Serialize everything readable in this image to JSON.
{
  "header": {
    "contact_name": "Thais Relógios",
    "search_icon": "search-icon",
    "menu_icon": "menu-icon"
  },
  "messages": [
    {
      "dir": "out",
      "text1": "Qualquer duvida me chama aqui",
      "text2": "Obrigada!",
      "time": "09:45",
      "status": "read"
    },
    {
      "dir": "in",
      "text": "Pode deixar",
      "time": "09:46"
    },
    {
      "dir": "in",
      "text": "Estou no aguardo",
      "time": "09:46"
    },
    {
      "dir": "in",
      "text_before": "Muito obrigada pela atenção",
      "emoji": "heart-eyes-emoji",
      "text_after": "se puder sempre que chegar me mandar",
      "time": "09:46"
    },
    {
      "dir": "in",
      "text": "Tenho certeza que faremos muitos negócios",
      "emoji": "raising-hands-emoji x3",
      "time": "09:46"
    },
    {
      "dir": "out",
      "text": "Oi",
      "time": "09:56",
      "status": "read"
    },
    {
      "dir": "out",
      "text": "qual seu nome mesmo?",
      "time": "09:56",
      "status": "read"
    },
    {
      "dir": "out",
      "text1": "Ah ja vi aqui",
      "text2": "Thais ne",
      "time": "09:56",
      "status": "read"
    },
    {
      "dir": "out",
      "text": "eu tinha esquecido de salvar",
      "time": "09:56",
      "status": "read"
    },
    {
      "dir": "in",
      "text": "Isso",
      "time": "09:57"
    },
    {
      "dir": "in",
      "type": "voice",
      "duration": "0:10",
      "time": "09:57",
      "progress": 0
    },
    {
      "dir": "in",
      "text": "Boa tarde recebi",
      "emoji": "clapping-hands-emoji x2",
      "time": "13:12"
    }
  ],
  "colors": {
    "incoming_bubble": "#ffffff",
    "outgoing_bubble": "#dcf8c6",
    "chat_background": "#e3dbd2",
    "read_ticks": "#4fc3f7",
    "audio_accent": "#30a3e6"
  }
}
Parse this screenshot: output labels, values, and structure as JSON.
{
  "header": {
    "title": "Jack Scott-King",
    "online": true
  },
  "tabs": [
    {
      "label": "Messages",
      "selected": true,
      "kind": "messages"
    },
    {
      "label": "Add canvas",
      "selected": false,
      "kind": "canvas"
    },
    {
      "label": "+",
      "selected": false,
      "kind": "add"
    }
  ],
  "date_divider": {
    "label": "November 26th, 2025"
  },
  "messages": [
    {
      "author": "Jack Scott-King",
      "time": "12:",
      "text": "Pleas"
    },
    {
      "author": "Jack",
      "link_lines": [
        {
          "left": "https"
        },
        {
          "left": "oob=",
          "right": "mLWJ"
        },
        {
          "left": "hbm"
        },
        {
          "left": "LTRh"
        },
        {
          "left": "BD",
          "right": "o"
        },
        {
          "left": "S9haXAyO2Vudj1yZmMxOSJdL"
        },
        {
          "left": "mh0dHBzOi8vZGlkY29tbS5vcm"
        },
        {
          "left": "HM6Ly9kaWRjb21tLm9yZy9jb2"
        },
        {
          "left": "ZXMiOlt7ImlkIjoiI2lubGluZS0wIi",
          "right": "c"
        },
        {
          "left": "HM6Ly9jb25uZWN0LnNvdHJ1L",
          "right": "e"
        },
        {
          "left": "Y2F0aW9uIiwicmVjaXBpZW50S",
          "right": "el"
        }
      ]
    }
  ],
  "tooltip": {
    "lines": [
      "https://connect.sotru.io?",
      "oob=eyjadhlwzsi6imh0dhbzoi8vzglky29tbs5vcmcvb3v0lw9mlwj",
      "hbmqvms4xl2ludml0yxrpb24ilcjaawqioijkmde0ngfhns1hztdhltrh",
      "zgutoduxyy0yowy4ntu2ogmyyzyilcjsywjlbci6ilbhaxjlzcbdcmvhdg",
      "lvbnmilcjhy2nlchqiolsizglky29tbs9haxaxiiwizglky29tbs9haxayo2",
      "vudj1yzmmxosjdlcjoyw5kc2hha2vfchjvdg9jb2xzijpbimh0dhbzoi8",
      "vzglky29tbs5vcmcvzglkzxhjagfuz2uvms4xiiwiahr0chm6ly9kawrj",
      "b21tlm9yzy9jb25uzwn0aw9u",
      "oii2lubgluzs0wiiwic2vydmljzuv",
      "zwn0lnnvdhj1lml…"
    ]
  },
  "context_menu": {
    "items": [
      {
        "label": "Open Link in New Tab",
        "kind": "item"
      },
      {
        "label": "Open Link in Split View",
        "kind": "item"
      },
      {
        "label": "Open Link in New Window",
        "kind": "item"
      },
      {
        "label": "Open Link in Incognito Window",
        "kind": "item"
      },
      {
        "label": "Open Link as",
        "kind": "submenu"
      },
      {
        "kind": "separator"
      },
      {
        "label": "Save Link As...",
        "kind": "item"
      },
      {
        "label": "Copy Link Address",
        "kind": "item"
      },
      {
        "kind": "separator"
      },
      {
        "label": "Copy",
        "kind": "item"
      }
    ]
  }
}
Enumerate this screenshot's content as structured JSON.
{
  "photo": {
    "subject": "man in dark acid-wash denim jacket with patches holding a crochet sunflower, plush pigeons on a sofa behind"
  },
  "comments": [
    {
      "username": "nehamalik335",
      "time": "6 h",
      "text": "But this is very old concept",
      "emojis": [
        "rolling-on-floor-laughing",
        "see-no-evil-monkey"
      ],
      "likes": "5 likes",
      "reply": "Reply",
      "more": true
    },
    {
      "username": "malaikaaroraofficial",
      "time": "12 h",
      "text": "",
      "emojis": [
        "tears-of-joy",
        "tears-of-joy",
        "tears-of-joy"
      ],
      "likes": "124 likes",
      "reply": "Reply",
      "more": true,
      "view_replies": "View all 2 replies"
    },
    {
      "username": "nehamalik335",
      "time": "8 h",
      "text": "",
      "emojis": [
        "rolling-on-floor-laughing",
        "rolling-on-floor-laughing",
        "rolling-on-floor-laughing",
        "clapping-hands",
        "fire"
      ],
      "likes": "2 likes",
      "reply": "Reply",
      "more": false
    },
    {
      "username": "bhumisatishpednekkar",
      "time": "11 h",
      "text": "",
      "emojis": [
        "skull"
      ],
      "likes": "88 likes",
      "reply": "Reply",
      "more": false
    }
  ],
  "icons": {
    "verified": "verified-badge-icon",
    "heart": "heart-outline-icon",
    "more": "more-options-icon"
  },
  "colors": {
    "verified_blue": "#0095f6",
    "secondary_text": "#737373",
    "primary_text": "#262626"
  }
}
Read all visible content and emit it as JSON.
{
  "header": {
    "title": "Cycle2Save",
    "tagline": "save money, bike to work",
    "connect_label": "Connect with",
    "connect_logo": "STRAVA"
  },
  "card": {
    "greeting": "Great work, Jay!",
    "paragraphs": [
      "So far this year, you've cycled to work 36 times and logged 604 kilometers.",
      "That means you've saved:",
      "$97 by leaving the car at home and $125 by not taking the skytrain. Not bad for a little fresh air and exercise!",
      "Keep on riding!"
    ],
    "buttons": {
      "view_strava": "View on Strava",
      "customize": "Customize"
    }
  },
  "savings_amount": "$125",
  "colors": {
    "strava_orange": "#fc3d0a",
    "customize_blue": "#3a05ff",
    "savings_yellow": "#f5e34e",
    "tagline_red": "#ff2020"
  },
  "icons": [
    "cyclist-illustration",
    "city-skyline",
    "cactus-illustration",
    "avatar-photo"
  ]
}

━━━━━━━━━━━━━━━━━━━━

[TO DO] Extract all of the data shown above without alteration.

[SOLUTION TO THIS PROBLEM]
Serialize everything readable in this image to JSON.
{
  "header": {
    "contact_name": "Thais Relógios",
    "search_icon": "search-icon",
    "menu_icon": "menu-icon"
  },
  "messages": [
    {
      "dir": "out",
      "text1": "Qualquer duvida me chama aqui",
      "text2": "Obrigada!",
      "time": "09:45",
      "status": "read"
    },
    {
      "dir": "in",
      "text": "Pode deixar",
      "time": "09:46"
    },
    {
      "dir": "in",
      "text": "Estou no aguardo",
      "time": "09:46"
    },
    {
      "dir": "in",
      "text_before": "Muito obrigada pela atenção",
      "emoji": "heart-eyes-emoji",
      "text_after": "se puder sempre que chegar me mandar",
      "time": "09:46"
    },
    {
      "dir": "in",
      "text": "Tenho certeza que faremos muitos negócios",
      "emoji": "raising-hands-emoji x3",
      "time": "09:46"
    },
    {
      "dir": "out",
      "text": "Oi",
      "time": "09:56",
      "status": "read"
    },
    {
      "dir": "out",
      "text": "qual seu nome mesmo?",
      "time": "09:56",
      "status": "read"
    },
    {
      "dir": "out",
      "text1": "Ah ja vi aqui",
      "text2": "Thais ne",
      "time": "09:56",
      "status": "read"
    },
    {
      "dir": "out",
      "text": "eu tinha esquecido de salvar",
      "time": "09:56",
      "status": "read"
    },
    {
      "dir": "in",
      "text": "Isso",
      "time": "09:57"
    },
    {
      "dir": "in",
      "type": "voice",
      "duration": "0:10",
      "time": "09:57",
      "progress": 0
    },
    {
      "dir": "in",
      "text": "Boa tarde recebi",
      "emoji": "clapping-hands-emoji x2",
      "time": "13:12"
    }
  ],
  "colors": {
    "incoming_bubble": "#ffffff",
    "outgoing_bubble": "#dcf8c6",
    "chat_background": "#e3dbd2",
    "read_ticks": "#4fc3f7",
    "audio_accent": "#30a3e6"
  }
}
Parse this screenshot: output labels, values, and structure as JSON.
{
  "header": {
    "title": "Jack Scott-King",
    "online": true
  },
  "tabs": [
    {
      "label": "Messages",
      "selected": true,
      "kind": "messages"
    },
    {
      "label": "Add canvas",
      "selected": false,
      "kind": "canvas"
    },
    {
      "label": "+",
      "selected": false,
      "kind": "add"
    }
  ],
  "date_divider": {
    "label": "November 26th, 2025"
  },
  "messages": [
    {
      "author": "Jack Scott-King",
      "time": "12:",
      "text": "Pleas"
    },
    {
      "author": "Jack",
      "link_lines": [
        {
          "left": "https"
        },
        {
          "left": "oob=",
          "right": "mLWJ"
        },
        {
          "left": "hbm"
        },
        {
          "left": "LTRh"
        },
        {
          "left": "BD",
          "right": "o"
        },
        {
          "left": "S9haXAyO2Vudj1yZmMxOSJdL"
        },
        {
          "left": "mh0dHBzOi8vZGlkY29tbS5vcm"
        },
        {
          "left": "HM6Ly9kaWRjb21tLm9yZy9jb2"
        },
        {
          "left": "ZXMiOlt7ImlkIjoiI2lubGluZS0wIi",
          "right": "c"
        },
        {
          "left": "HM6Ly9jb25uZWN0LnNvdHJ1L",
          "right": "e"
        },
        {
          "left": "Y2F0aW9uIiwicmVjaXBpZW50S",
          "right": "el"
        }
      ]
    }
  ],
  "tooltip": {
    "lines": [
      "https://connect.sotru.io?",
      "oob=eyjadhlwzsi6imh0dhbzoi8vzglky29tbs5vcmcvb3v0lw9mlwj",
      "hbmqvms4xl2ludml0yxrpb24ilcjaawqioijkmde0ngfhns1hztdhltrh",
      "zgutoduxyy0yowy4ntu2ogmyyzyilcjsywjlbci6ilbhaxjlzcbdcmvhdg",
      "lvbnmilcjhy2nlchqiolsizglky29tbs9haxaxiiwizglky29tbs9haxayo2",
      "vudj1yzmmxosjdlcjoyw5kc2hha2vfchjvdg9jb2xzijpbimh0dhbzoi8",
      "vzglky29tbs5vcmcvzglkzxhjagfuz2uvms4xiiwiahr0chm6ly9kawrj",
      "b21tlm9yzy9jb25uzwn0aw9u",
      "oii2lubgluzs0wiiwic2vydmljzuv",
      "zwn0lnnvdhj1lml…"
    ]
  },
  "context_menu": {
    "items": [
      {
        "label": "Open Link in New Tab",
        "kind": "item"
      },
      {
        "label": "Open Link in Split View",
        "kind": "item"
      },
      {
        "label": "Open Link in New Window",
        "kind": "item"
      },
      {
        "label": "Open Link in Incognito Window",
        "kind": "item"
      },
      {
        "label": "Open Link as",
        "kind": "submenu"
      },
      {
        "kind": "separator"
      },
      {
        "label": "Save Link As...",
        "kind": "item"
      },
      {
        "label": "Copy Link Address",
        "kind": "item"
      },
      {
        "kind": "separator"
      },
      {
        "label": "Copy",
        "kind": "item"
      }
    ]
  }
}
Enumerate this screenshot's content as structured JSON.
{
  "photo": {
    "subject": "man in dark acid-wash denim jacket with patches holding a crochet sunflower, plush pigeons on a sofa behind"
  },
  "comments": [
    {
      "username": "nehamalik335",
      "time": "6 h",
      "text": "But this is very old concept",
      "emojis": [
        "rolling-on-floor-laughing",
        "see-no-evil-monkey"
      ],
      "likes": "5 likes",
      "reply": "Reply",
      "more": true
    },
    {
      "username": "malaikaaroraofficial",
      "time": "12 h",
      "text": "",
      "emojis": [
        "tears-of-joy",
        "tears-of-joy",
        "tears-of-joy"
      ],
      "likes": "124 likes",
      "reply": "Reply",
      "more": true,
      "view_replies": "View all 2 replies"
    },
    {
      "username": "nehamalik335",
      "time": "8 h",
      "text": "",
      "emojis": [
        "rolling-on-floor-laughing",
        "rolling-on-floor-laughing",
        "rolling-on-floor-laughing",
        "clapping-hands",
        "fire"
      ],
      "likes": "2 likes",
      "reply": "Reply",
      "more": false
    },
    {
      "username": "bhumisatishpednekkar",
      "time": "11 h",
      "text": "",
      "emojis": [
        "skull"
      ],
      "likes": "88 likes",
      "reply": "Reply",
      "more": false
    }
  ],
  "icons": {
    "verified": "verified-badge-icon",
    "heart": "heart-outline-icon",
    "more": "more-options-icon"
  },
  "colors": {
    "verified_blue": "#0095f6",
    "secondary_text": "#737373",
    "primary_text": "#262626"
  }
}
Read all visible content and emit it as JSON.
{
  "header": {
    "title": "Cycle2Save",
    "tagline": "save money, bike to work",
    "connect_label": "Connect with",
    "connect_logo": "STRAVA"
  },
  "card": {
    "greeting": "Great work, Jay!",
    "paragraphs": [
      "So far this year, you've cycled to work 36 times and logged 604 kilometers.",
      "That means you've saved:",
      "$97 by leaving the car at home and $125 by not taking the skytrain. Not bad for a little fresh air and exercise!",
      "Keep on riding!"
    ],
    "buttons": {
      "view_strava": "View on Strava",
      "customize": "Customize"
    }
  },
  "savings_amount": "$125",
  "colors": {
    "strava_orange": "#fc3d0a",
    "customize_blue": "#3a05ff",
    "savings_yellow": "#f5e34e",
    "tagline_red": "#ff2020"
  },
  "icons": [
    "cyclist-illustration",
    "city-skyline",
    "cactus-illustration",
    "avatar-photo"
  ]
}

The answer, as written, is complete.